### TASK
Please find all lines in the data that hold the string "Error" and copy them.

## Start SUPPLIED MATERIAL

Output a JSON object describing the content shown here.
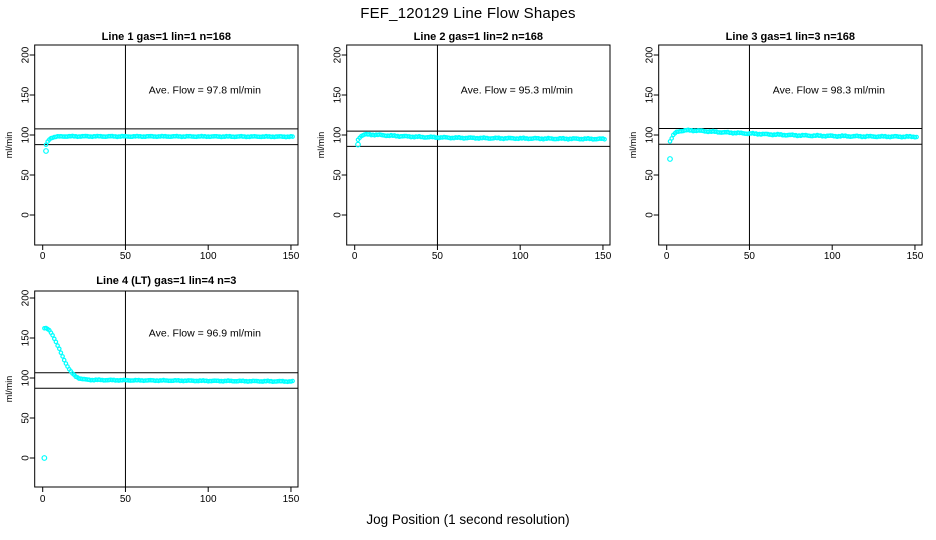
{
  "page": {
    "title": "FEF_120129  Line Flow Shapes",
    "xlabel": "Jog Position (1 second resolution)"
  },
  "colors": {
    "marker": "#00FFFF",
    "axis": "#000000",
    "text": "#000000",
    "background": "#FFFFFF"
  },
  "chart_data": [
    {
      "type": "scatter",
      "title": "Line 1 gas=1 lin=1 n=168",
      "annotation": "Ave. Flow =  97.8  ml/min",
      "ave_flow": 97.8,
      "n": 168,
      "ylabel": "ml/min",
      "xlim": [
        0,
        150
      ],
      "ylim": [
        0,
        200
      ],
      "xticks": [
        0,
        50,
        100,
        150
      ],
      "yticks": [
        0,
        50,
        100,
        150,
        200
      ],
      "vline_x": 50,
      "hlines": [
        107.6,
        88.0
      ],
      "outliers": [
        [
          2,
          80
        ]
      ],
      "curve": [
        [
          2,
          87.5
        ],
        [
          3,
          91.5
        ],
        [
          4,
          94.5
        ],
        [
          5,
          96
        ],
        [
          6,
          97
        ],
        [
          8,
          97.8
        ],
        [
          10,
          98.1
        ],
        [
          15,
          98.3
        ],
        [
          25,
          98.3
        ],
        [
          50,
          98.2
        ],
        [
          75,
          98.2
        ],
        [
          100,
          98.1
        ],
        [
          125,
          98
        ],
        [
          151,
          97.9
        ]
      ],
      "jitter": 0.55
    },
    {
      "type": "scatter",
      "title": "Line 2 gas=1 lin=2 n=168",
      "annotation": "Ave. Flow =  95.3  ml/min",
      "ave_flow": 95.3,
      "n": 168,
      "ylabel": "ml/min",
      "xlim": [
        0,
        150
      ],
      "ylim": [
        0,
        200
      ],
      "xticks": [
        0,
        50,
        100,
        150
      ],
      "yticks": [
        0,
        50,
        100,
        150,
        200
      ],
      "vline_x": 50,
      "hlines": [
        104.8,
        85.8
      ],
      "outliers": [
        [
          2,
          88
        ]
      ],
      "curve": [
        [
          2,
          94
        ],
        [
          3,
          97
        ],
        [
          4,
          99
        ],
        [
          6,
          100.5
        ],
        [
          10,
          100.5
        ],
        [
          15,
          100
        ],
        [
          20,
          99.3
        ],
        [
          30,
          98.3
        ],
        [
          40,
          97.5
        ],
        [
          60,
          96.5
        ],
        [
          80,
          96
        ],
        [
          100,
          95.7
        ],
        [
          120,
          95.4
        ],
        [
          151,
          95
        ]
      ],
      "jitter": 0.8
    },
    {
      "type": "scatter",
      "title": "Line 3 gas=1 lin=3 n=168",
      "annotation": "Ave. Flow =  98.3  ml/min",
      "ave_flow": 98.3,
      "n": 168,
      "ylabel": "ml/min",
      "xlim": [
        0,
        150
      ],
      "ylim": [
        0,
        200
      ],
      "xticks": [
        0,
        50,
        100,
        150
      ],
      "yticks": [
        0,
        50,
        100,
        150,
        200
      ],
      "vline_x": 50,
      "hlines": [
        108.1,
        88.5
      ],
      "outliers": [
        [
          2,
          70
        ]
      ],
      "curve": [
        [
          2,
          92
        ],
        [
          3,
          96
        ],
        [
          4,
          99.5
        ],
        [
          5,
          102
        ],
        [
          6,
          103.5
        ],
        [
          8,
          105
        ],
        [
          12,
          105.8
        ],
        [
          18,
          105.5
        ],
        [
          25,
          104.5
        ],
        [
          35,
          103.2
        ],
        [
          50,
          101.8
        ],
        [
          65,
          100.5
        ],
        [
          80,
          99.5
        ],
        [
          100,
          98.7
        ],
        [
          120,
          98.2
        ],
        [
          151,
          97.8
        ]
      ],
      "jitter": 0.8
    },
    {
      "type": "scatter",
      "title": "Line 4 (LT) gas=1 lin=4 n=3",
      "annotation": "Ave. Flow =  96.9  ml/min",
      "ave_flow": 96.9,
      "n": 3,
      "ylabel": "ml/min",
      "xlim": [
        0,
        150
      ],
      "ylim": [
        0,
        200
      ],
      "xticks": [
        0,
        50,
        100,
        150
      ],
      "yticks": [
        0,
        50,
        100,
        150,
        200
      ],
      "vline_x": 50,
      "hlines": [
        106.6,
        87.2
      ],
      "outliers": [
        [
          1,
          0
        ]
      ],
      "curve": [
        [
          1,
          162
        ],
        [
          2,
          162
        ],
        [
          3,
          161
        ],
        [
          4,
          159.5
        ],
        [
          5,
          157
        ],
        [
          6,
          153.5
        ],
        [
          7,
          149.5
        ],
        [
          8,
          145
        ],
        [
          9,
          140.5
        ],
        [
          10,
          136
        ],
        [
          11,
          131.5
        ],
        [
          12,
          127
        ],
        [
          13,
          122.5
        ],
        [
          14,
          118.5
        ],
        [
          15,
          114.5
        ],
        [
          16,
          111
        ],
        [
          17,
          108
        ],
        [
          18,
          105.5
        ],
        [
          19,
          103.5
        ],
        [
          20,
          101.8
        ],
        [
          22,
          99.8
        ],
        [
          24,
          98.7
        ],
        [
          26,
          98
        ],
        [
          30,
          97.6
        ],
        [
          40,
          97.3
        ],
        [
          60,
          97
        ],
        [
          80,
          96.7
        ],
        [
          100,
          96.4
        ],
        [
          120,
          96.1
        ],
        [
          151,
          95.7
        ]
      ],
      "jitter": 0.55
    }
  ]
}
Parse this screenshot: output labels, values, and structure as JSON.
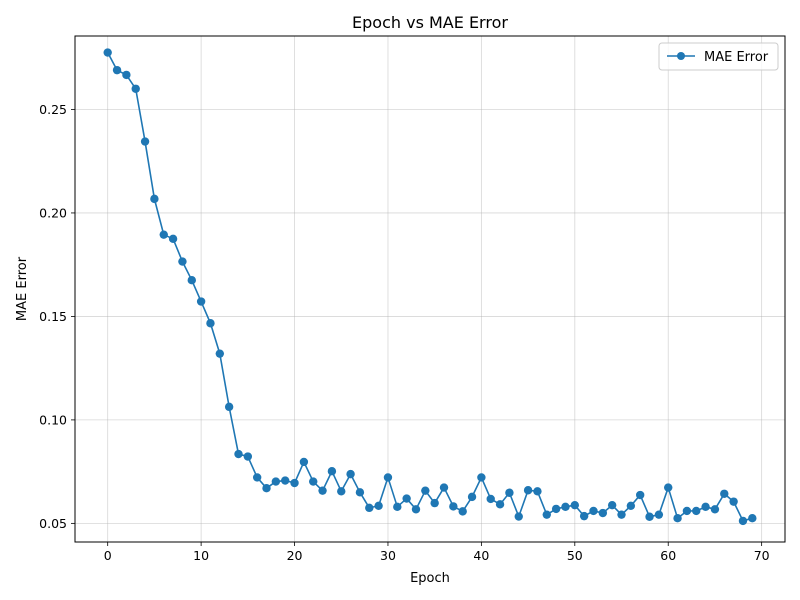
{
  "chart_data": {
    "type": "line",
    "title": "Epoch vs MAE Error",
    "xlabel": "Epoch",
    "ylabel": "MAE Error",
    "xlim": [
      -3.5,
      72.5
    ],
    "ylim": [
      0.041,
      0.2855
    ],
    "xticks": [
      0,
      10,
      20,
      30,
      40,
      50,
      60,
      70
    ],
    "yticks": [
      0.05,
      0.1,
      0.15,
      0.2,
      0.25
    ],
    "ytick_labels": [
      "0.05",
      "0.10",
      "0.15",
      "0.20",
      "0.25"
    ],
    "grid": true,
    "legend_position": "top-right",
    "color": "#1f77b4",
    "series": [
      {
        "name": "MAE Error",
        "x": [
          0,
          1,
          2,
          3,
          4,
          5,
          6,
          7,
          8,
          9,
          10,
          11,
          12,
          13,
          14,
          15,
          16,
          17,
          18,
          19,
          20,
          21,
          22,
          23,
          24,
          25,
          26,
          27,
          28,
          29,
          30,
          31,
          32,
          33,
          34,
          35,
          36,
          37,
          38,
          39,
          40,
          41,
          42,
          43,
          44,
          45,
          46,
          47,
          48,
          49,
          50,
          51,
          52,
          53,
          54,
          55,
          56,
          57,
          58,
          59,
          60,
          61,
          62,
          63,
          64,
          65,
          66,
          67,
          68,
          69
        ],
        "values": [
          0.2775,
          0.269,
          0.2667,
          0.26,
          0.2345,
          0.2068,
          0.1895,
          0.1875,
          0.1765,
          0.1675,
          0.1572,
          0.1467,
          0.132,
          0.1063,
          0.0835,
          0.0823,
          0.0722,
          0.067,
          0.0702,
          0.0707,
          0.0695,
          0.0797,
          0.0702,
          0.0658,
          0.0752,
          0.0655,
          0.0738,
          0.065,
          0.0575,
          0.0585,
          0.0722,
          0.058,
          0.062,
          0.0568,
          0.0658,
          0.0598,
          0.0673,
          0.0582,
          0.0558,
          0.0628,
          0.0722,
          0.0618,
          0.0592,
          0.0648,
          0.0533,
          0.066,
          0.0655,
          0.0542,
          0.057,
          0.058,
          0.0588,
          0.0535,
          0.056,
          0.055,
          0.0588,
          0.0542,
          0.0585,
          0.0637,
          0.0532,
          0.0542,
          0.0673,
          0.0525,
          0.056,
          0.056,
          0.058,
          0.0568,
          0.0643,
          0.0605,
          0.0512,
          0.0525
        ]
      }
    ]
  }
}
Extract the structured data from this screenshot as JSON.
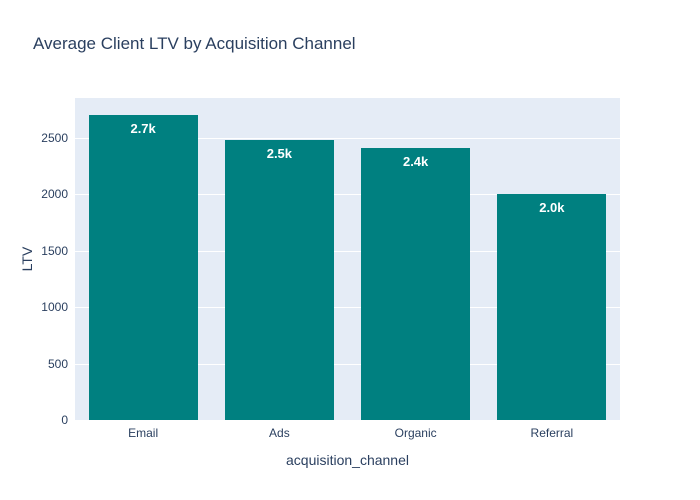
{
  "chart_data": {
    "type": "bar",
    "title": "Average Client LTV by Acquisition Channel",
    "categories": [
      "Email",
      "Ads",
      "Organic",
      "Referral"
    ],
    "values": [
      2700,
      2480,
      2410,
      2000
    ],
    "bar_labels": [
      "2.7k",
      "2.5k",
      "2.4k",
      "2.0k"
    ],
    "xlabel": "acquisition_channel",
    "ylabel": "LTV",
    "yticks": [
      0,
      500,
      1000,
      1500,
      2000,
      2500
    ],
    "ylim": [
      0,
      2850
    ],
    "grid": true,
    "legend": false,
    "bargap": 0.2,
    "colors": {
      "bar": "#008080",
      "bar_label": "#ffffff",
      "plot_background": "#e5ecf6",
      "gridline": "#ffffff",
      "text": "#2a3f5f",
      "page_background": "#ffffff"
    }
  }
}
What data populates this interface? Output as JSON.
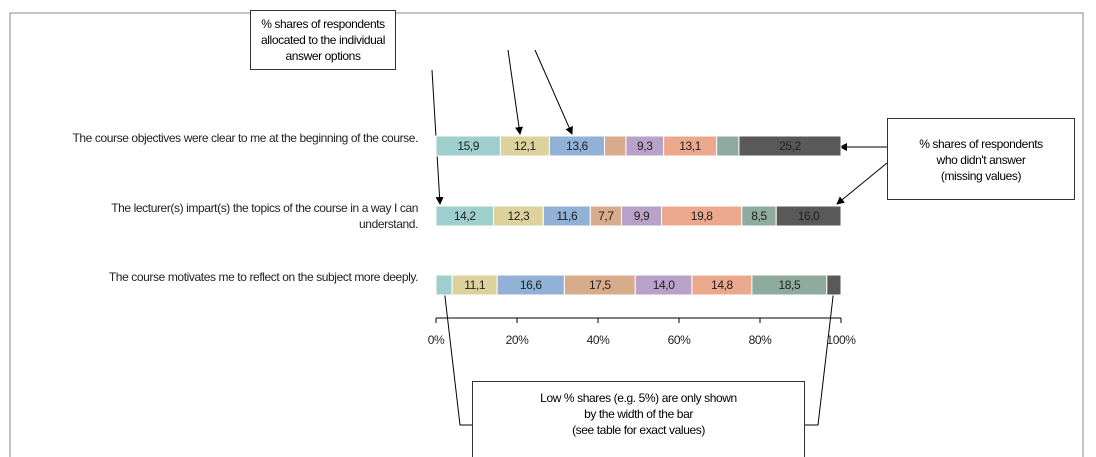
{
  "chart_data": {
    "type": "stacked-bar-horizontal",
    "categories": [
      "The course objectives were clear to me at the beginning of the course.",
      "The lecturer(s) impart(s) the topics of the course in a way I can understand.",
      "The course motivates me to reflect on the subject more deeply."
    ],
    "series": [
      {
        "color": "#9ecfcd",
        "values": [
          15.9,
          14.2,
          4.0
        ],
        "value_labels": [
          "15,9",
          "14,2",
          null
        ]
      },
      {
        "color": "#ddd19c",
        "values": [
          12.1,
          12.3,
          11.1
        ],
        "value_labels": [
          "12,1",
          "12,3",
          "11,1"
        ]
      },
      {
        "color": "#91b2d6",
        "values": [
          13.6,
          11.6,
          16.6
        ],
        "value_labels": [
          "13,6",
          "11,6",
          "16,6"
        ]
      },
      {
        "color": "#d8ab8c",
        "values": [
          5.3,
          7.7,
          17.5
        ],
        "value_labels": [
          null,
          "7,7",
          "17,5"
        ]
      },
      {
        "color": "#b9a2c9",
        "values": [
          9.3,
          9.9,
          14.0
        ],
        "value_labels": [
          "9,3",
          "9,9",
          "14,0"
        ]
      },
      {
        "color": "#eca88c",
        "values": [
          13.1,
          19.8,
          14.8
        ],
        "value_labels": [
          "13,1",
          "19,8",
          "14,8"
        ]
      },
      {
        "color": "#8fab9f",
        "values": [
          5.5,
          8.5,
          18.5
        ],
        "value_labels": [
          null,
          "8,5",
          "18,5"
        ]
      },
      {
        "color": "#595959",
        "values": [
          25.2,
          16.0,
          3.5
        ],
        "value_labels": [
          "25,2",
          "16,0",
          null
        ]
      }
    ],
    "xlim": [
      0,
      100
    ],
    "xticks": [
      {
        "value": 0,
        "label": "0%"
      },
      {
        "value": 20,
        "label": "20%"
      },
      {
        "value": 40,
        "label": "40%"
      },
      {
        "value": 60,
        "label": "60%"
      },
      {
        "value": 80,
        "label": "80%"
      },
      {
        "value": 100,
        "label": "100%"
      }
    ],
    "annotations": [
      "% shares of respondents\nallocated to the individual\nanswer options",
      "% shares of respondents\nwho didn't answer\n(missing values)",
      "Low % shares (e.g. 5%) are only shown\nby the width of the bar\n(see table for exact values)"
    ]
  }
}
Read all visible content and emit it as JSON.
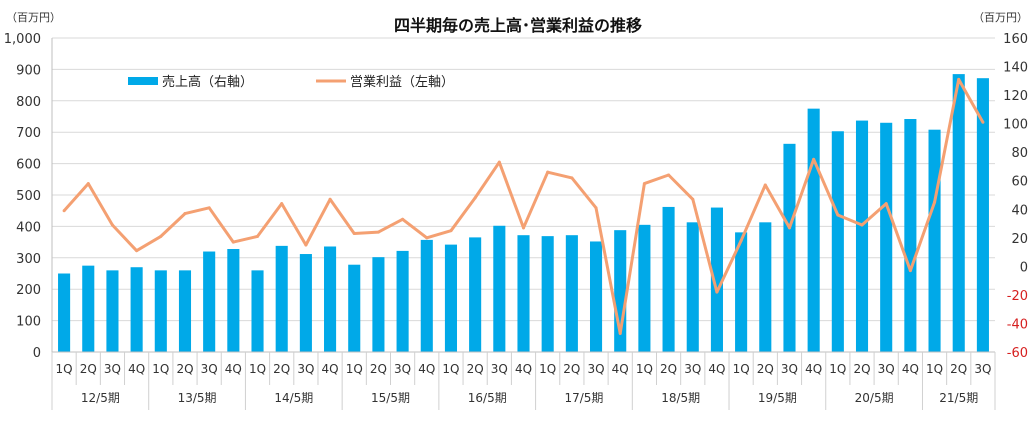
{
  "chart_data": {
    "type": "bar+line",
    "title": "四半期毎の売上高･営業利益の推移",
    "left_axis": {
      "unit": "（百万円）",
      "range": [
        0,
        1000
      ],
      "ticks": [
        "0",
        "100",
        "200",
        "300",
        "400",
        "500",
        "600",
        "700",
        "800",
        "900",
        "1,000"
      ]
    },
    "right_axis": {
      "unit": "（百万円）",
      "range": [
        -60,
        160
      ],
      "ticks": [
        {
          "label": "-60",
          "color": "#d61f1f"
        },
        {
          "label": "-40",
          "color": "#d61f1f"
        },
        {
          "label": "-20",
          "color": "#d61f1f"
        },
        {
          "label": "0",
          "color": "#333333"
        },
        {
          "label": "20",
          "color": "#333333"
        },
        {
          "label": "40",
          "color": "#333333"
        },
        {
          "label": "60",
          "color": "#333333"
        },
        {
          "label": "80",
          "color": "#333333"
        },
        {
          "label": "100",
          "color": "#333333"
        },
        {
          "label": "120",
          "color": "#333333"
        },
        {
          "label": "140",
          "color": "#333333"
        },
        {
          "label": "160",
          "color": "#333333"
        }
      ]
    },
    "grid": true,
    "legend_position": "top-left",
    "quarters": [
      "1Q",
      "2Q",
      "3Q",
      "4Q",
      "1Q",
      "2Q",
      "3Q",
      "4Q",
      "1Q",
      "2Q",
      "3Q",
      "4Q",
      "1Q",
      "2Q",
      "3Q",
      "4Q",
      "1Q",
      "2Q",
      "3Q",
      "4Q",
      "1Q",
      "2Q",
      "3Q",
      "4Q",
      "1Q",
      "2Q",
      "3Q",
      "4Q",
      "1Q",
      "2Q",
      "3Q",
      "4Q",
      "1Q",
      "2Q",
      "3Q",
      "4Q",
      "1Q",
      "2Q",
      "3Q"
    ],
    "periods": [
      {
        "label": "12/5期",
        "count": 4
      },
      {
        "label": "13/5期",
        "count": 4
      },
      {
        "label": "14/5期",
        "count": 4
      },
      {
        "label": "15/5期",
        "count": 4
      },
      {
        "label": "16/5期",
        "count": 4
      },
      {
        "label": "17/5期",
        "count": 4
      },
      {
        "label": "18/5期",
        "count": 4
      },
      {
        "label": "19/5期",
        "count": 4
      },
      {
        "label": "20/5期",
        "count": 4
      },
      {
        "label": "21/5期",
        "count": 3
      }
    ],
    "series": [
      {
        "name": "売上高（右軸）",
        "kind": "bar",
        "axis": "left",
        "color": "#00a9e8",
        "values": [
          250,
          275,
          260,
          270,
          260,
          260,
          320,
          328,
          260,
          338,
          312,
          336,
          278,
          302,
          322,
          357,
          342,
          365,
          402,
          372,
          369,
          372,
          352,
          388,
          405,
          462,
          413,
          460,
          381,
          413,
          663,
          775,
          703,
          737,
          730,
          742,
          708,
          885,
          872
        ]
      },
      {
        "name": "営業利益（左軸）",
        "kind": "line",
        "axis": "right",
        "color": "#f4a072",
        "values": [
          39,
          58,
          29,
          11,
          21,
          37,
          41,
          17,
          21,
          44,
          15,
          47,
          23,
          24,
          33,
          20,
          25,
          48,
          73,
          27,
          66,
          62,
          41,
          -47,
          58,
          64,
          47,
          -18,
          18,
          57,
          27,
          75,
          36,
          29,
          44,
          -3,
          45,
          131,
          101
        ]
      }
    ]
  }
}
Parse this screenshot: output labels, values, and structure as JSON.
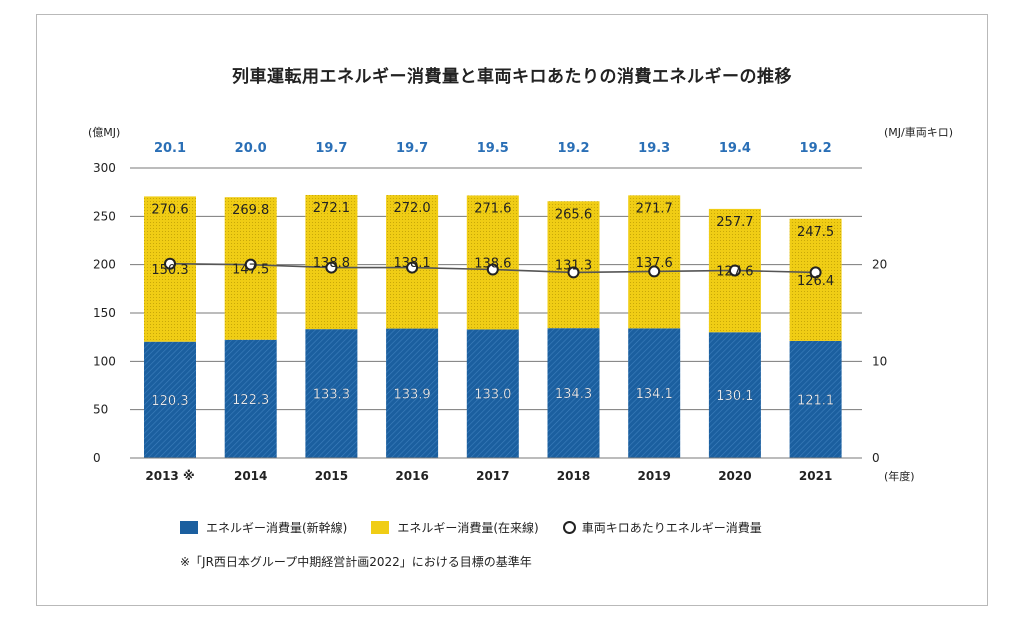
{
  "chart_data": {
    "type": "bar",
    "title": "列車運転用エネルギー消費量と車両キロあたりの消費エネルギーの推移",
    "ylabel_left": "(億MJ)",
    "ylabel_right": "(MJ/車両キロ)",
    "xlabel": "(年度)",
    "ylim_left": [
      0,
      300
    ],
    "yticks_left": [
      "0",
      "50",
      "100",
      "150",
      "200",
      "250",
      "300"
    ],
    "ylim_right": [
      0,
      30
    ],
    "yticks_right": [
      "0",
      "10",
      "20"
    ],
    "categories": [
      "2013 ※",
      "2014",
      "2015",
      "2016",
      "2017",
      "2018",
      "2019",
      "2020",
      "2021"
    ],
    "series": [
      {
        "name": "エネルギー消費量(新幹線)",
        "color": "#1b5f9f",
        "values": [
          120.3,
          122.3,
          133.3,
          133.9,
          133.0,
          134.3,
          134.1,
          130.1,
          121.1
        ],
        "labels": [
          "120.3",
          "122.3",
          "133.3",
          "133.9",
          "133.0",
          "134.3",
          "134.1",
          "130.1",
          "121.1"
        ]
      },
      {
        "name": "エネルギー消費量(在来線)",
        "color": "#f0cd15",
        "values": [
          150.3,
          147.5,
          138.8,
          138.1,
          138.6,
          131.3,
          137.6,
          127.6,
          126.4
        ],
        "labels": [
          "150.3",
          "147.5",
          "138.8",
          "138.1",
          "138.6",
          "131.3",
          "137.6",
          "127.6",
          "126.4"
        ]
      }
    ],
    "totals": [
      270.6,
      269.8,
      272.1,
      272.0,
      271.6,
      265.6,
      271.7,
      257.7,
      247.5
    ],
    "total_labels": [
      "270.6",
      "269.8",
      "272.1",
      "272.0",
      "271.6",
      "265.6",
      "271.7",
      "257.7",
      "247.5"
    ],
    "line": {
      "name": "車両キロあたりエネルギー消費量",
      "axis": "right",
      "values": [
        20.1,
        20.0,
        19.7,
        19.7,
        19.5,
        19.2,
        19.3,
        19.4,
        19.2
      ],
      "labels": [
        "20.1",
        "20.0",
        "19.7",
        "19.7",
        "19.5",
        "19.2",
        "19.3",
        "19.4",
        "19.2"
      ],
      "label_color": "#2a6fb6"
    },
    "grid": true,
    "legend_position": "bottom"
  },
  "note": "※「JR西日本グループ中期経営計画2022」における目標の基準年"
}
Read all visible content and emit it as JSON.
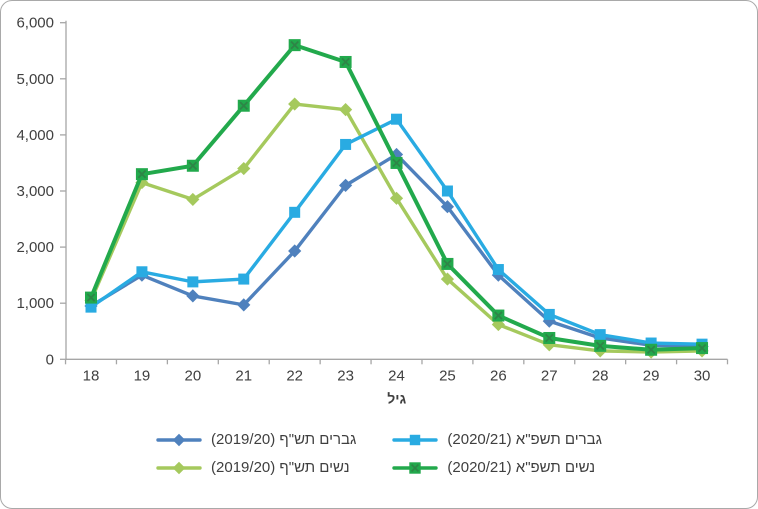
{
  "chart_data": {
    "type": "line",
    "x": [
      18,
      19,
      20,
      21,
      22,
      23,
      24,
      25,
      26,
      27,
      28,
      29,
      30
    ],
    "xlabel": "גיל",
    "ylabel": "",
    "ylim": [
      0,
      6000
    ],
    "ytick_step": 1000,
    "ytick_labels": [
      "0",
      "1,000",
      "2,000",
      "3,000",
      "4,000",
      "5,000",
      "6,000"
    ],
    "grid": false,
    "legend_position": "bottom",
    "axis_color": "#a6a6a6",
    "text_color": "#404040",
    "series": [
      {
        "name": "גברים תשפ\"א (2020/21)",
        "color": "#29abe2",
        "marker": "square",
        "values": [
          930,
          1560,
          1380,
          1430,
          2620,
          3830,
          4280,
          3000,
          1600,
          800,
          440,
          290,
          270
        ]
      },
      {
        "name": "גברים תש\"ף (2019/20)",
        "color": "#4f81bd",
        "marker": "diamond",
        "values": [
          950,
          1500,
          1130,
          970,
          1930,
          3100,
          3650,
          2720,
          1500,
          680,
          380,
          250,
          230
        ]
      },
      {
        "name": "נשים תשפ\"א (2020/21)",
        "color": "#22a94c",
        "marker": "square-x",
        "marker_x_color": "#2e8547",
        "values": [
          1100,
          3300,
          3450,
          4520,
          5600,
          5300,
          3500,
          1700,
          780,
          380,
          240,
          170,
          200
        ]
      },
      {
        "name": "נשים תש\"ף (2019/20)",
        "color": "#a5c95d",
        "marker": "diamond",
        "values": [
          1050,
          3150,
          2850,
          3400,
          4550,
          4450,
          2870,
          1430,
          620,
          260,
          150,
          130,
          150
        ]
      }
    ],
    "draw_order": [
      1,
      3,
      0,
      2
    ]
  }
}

## End SUPPLIED MATERIAL

### WRITTEN SOLUTION
    "title": "Epoch vs MAE Error",
    "ylabel": "MAE Error",
        "name": "MAE Error",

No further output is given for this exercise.